> **Goal of the exercise**
Go through the listing below and gather every line with the word "Hardinxveld".

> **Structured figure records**
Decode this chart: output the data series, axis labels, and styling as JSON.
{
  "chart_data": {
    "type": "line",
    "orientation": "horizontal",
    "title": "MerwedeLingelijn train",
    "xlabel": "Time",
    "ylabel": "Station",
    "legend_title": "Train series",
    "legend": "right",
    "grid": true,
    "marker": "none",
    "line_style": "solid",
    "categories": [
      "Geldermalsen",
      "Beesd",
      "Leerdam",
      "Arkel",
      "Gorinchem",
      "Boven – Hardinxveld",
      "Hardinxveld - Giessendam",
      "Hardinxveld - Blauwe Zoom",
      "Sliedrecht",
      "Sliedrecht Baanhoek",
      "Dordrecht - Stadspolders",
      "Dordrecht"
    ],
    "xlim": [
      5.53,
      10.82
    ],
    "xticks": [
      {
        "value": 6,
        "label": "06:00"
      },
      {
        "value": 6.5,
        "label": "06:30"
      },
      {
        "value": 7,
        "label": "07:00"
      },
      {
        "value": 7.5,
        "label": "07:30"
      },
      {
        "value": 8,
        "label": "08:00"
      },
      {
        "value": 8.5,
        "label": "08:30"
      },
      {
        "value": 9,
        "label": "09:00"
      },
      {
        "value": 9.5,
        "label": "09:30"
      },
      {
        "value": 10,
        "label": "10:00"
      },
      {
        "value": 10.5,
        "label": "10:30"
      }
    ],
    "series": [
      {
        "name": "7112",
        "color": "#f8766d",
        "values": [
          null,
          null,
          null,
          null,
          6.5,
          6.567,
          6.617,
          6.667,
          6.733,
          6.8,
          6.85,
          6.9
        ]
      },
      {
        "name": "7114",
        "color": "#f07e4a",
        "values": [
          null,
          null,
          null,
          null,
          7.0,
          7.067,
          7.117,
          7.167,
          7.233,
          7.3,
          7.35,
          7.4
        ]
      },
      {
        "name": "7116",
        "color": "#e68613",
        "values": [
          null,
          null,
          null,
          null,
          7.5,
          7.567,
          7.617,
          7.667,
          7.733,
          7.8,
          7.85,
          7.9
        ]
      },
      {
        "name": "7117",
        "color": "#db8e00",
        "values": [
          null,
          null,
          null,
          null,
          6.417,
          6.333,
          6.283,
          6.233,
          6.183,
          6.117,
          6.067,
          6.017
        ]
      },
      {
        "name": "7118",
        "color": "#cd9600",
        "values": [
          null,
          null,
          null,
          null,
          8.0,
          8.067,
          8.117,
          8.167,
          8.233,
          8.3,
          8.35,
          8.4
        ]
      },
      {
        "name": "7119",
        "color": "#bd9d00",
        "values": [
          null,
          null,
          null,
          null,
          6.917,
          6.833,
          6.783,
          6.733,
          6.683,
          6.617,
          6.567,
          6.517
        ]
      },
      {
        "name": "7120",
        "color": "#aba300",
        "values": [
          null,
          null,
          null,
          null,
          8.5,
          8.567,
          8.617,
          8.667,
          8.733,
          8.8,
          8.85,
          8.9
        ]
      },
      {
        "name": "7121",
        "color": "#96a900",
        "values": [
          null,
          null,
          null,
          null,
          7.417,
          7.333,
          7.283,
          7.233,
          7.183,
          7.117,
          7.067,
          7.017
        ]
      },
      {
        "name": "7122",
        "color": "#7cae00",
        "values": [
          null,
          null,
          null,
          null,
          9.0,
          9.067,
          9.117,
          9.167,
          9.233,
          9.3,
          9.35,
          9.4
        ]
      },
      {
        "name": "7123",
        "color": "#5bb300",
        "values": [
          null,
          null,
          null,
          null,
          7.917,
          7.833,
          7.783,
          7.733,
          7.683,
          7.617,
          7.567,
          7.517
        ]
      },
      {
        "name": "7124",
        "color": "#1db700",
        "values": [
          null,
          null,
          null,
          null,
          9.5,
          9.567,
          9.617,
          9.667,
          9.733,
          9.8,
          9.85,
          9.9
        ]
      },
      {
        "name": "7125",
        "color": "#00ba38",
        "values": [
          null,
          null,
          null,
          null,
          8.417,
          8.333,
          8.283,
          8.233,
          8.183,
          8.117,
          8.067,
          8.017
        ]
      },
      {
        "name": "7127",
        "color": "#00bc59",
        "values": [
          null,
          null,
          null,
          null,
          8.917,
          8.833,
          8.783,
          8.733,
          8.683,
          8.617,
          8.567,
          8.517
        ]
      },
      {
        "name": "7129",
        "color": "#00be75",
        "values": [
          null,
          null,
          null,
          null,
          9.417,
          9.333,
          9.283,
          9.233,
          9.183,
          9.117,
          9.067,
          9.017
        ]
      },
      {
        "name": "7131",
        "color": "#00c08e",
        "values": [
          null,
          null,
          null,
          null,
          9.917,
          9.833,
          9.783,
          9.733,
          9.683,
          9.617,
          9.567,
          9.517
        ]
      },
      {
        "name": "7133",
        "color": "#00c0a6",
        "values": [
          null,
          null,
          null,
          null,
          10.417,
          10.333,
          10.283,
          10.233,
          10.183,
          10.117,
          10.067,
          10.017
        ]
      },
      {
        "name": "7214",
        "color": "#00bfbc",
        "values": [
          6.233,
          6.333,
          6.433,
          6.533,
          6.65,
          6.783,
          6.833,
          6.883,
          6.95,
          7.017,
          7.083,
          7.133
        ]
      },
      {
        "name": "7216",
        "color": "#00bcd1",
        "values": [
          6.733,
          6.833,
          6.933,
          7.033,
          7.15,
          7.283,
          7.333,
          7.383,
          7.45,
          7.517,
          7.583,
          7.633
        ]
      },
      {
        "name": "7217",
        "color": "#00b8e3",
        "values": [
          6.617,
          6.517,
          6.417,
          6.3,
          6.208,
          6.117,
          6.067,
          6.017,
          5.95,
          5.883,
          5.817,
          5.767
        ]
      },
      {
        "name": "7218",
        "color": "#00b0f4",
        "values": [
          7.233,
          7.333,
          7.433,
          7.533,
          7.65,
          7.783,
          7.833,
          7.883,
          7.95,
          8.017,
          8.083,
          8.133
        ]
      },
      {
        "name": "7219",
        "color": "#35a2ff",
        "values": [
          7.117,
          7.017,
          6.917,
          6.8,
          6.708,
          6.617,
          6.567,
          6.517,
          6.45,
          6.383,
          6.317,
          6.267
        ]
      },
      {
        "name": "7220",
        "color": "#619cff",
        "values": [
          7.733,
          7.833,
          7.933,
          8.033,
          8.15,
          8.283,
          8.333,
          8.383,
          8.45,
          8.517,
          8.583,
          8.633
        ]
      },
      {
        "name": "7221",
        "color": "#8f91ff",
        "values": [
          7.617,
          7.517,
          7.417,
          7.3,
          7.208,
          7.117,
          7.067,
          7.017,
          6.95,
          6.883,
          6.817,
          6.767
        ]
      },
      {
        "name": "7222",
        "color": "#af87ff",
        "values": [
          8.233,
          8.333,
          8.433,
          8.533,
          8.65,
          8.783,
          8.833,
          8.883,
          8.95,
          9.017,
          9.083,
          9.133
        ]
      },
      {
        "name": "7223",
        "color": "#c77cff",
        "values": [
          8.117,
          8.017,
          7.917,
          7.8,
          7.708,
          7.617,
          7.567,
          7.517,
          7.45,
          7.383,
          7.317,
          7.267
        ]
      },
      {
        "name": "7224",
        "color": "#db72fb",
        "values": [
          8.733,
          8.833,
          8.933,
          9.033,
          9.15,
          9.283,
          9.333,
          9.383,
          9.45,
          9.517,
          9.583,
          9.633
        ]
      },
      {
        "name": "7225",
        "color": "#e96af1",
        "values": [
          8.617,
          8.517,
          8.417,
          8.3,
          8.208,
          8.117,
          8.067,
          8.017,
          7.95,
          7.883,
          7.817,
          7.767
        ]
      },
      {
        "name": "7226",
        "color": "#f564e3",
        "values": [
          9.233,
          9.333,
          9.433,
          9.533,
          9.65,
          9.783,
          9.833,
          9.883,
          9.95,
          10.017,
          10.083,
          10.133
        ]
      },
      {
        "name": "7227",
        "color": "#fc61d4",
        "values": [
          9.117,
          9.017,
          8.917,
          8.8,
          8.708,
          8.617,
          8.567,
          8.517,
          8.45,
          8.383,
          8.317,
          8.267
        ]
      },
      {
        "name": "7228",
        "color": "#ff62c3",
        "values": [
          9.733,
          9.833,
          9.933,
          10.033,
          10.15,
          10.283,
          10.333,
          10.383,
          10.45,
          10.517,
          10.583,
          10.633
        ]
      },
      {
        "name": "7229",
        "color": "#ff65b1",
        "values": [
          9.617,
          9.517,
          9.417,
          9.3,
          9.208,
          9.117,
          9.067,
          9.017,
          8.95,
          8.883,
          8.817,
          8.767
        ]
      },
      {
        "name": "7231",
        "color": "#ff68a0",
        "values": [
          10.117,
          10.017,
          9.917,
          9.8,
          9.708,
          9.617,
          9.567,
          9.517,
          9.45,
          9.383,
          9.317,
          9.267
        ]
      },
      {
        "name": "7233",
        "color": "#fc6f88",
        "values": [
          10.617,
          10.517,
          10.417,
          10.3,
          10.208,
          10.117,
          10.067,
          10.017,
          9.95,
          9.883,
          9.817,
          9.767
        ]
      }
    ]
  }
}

> **Result**
      "Boven – Hardinxveld",
      "Hardinxveld - Giessendam",
      "Hardinxveld - Blauwe Zoom",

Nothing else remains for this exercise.